> [Given task] Skip the pictures. Transcribe the rest of the data below without changing a word.

## Start

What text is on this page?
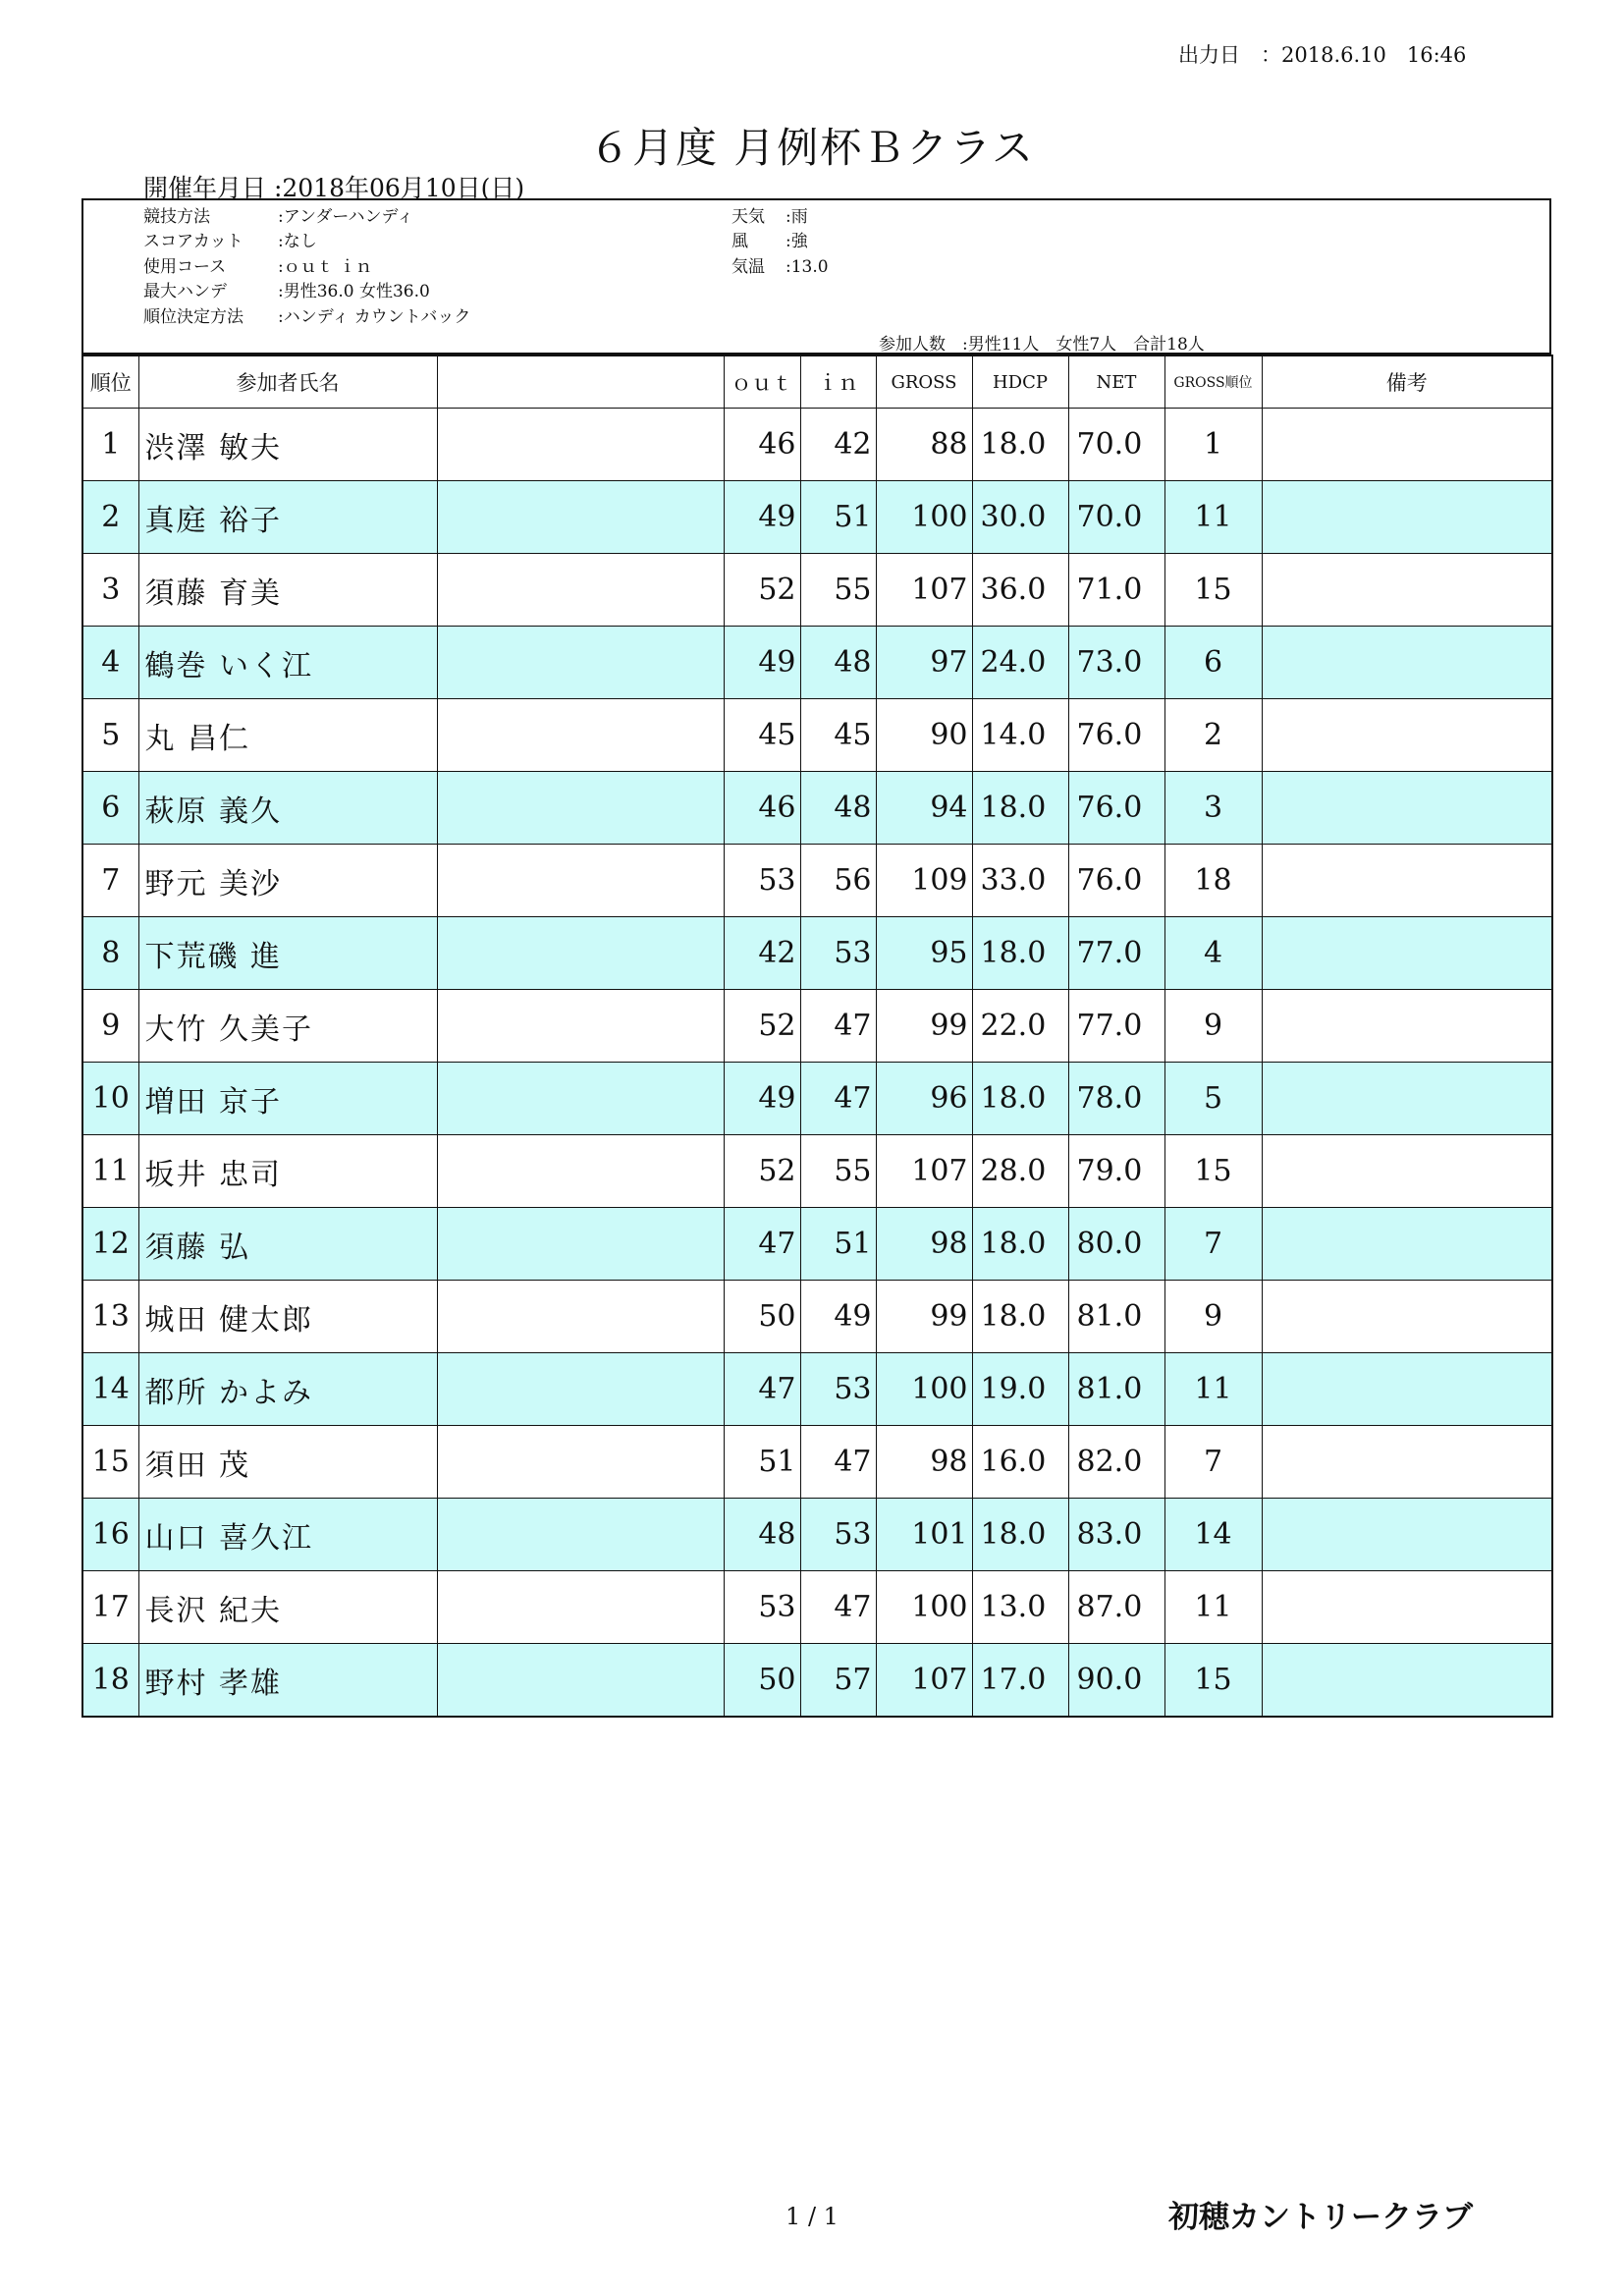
出力日　：2018.6.10　16:46
６月度 月例杯Ｂクラス
開催年月日 :2018年06月10日(日)
競技方法	:アンダーハンディ
スコアカット :なし
使用コース	:ｏｕｔ ｉｎ
最大ハンデ	:男性36.0 女性36.0
順位決定方法 :ハンディ カウントバック
天気 :雨
風 :強
気温 :13.0
参加人数　:男性11人　女性7人　合計18人
順位	参加者氏名		ｏｕｔ	ｉｎ	GROSS	HDCP	NET	GROSS順位	備考
1	渋澤 敏夫		46	42	88	18.0	70.0	1	
2	真庭 裕子		49	51	100	30.0	70.0	11	
3	須藤 育美		52	55	107	36.0	71.0	15	
4	鶴巻 いく江		49	48	97	24.0	73.0	6	
5	丸 昌仁		45	45	90	14.0	76.0	2	
6	萩原 義久		46	48	94	18.0	76.0	3	
7	野元 美沙		53	56	109	33.0	76.0	18	
8	下荒磯 進		42	53	95	18.0	77.0	4	
9	大竹 久美子		52	47	99	22.0	77.0	9	
10	増田 京子		49	47	96	18.0	78.0	5	
11	坂井 忠司		52	55	107	28.0	79.0	15	
12	須藤 弘		47	51	98	18.0	80.0	7	
13	城田 健太郎		50	49	99	18.0	81.0	9	
14	都所 かよみ		47	53	100	19.0	81.0	11	
15	須田 茂		51	47	98	16.0	82.0	7	
16	山口 喜久江		48	53	101	18.0	83.0	14	
17	長沢 紀夫		53	47	100	13.0	87.0	11	
18	野村 孝雄		50	57	107	17.0	90.0	15	
1 / 1	初穂カントリークラブ
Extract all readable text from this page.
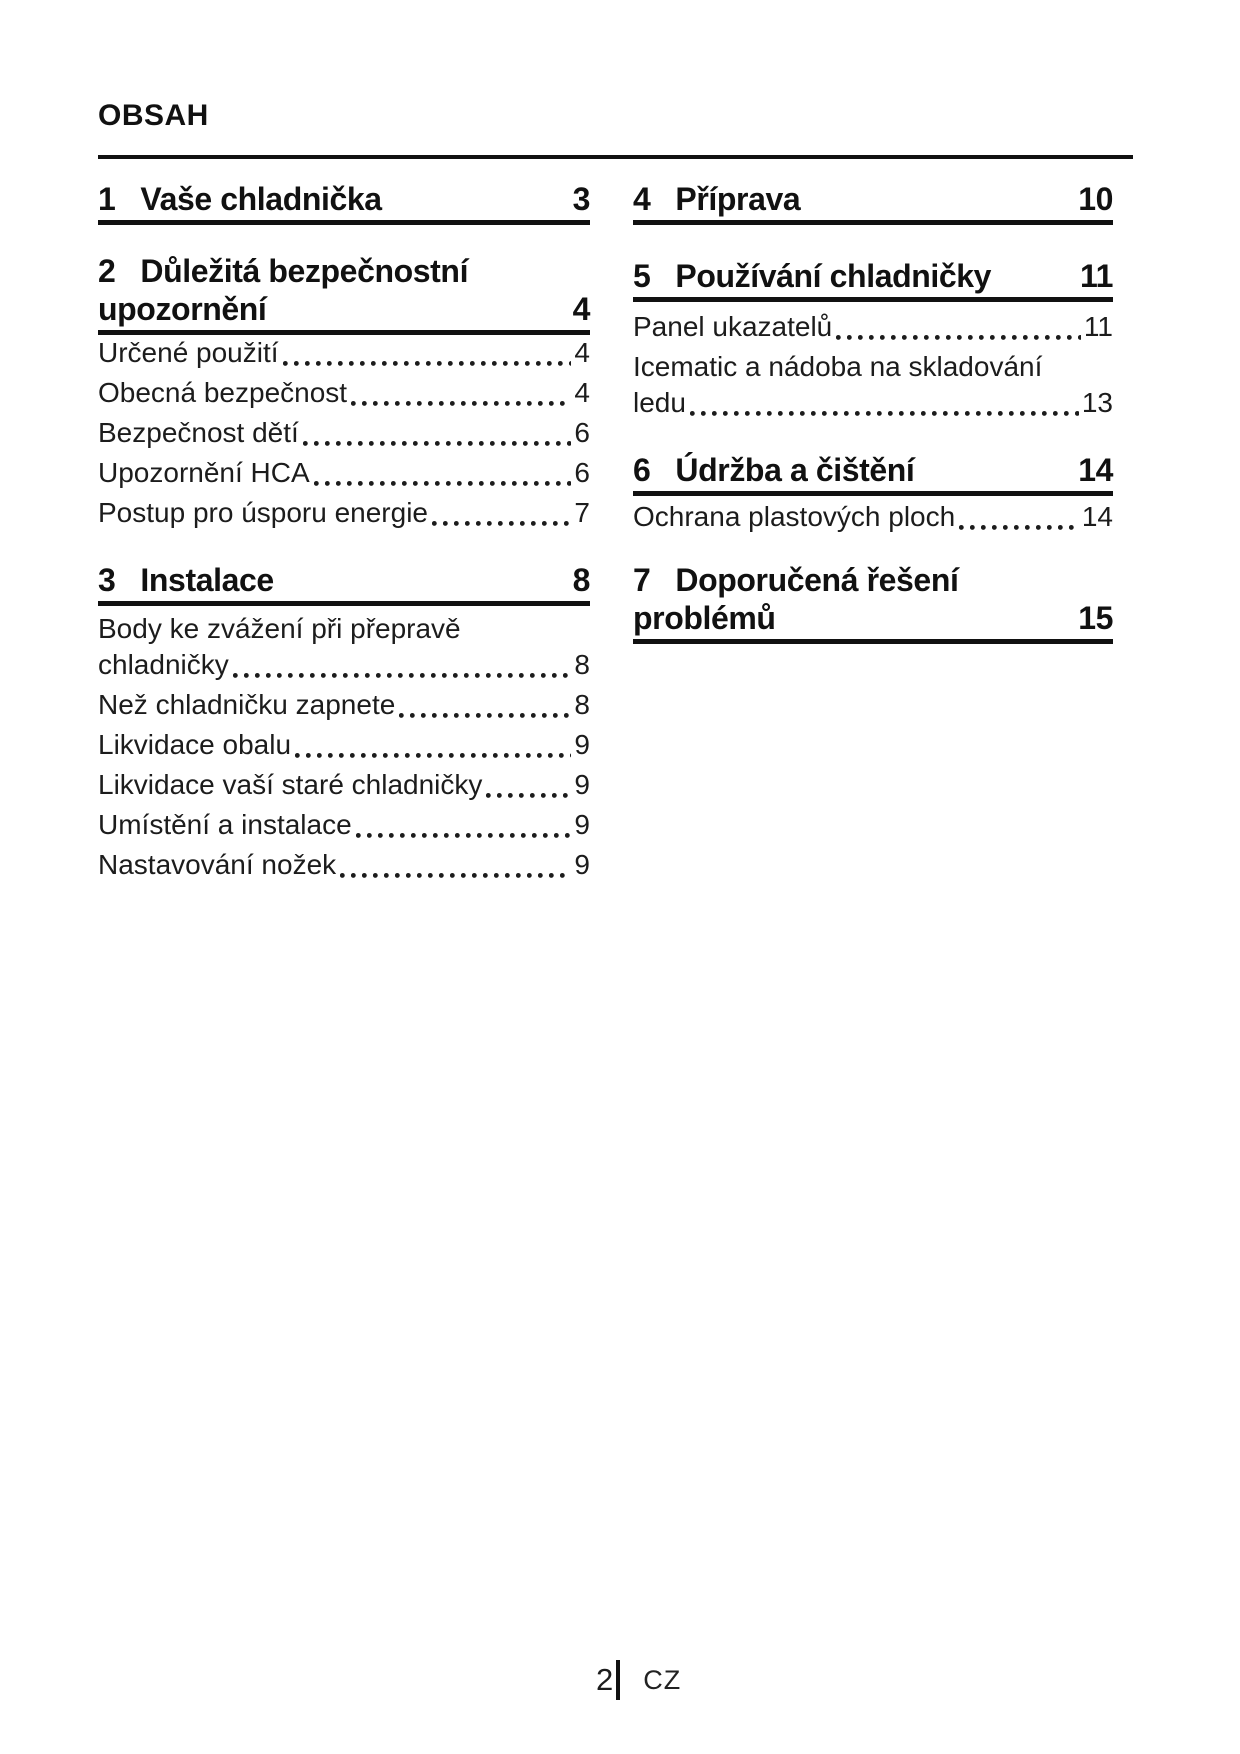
OBSAH
1 Vaše chladnička	3
2 Důležitá bezpečnostní
upozornění	4
Určené použití	4
Obecná bezpečnost	4
Bezpečnost dětí	6
Upozornění HCA	6
Postup pro úsporu energie	7
3 Instalace	8
Body ke zvážení při přepravě
chladničky	8
Než chladničku zapnete	8
Likvidace obalu	9
Likvidace vaší staré chladničky	9
Umístění a instalace	9
Nastavování nožek	9
4 Příprava	10
5 Používání chladničky	11
Panel ukazatelů	11
Icematic a nádoba na skladování
ledu	13
6 Údržba a čištění	14
Ochrana plastových ploch	14
7 Doporučená řešení
problémů	15
2 CZ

## End

> [Right answer]
What text is on this page?
出力日　：2018.6.10　16:46
６月度 月例杯Ｂクラス
開催年月日 :2018年06月10日(日)
競技方法	:アンダーハンディ
スコアカット :なし
使用コース	:ｏｕｔ ｉｎ
最大ハンデ	:男性36.0 女性36.0
順位決定方法 :ハンディ カウントバック
天気 :雨
風 :強
気温 :13.0
参加人数　:男性11人　女性7人　合計18人
順位	参加者氏名		ｏｕｔ	ｉｎ	GROSS	HDCP	NET	GROSS順位	備考
1	渋澤 敏夫		46	42	88	18.0	70.0	1	
2	真庭 裕子		49	51	100	30.0	70.0	11	
3	須藤 育美		52	55	107	36.0	71.0	15	
4	鶴巻 いく江		49	48	97	24.0	73.0	6	
5	丸 昌仁		45	45	90	14.0	76.0	2	
6	萩原 義久		46	48	94	18.0	76.0	3	
7	野元 美沙		53	56	109	33.0	76.0	18	
8	下荒磯 進		42	53	95	18.0	77.0	4	
9	大竹 久美子		52	47	99	22.0	77.0	9	
10	増田 京子		49	47	96	18.0	78.0	5	
11	坂井 忠司		52	55	107	28.0	79.0	15	
12	須藤 弘		47	51	98	18.0	80.0	7	
13	城田 健太郎		50	49	99	18.0	81.0	9	
14	都所 かよみ		47	53	100	19.0	81.0	11	
15	須田 茂		51	47	98	16.0	82.0	7	
16	山口 喜久江		48	53	101	18.0	83.0	14	
17	長沢 紀夫		53	47	100	13.0	87.0	11	
18	野村 孝雄		50	57	107	17.0	90.0	15	
1 / 1	初穂カントリークラブ
Extract all readable text from this page.
OBSAH
1 Vaše chladnička	3
2 Důležitá bezpečnostní
upozornění	4
Určené použití	4
Obecná bezpečnost	4
Bezpečnost dětí	6
Upozornění HCA	6
Postup pro úsporu energie	7
3 Instalace	8
Body ke zvážení při přepravě
chladničky	8
Než chladničku zapnete	8
Likvidace obalu	9
Likvidace vaší staré chladničky	9
Umístění a instalace	9
Nastavování nožek	9
4 Příprava	10
5 Používání chladničky	11
Panel ukazatelů	11
Icematic a nádoba na skladování
ledu	13
6 Údržba a čištění	14
Ochrana plastových ploch	14
7 Doporučená řešení
problémů	15
2 CZ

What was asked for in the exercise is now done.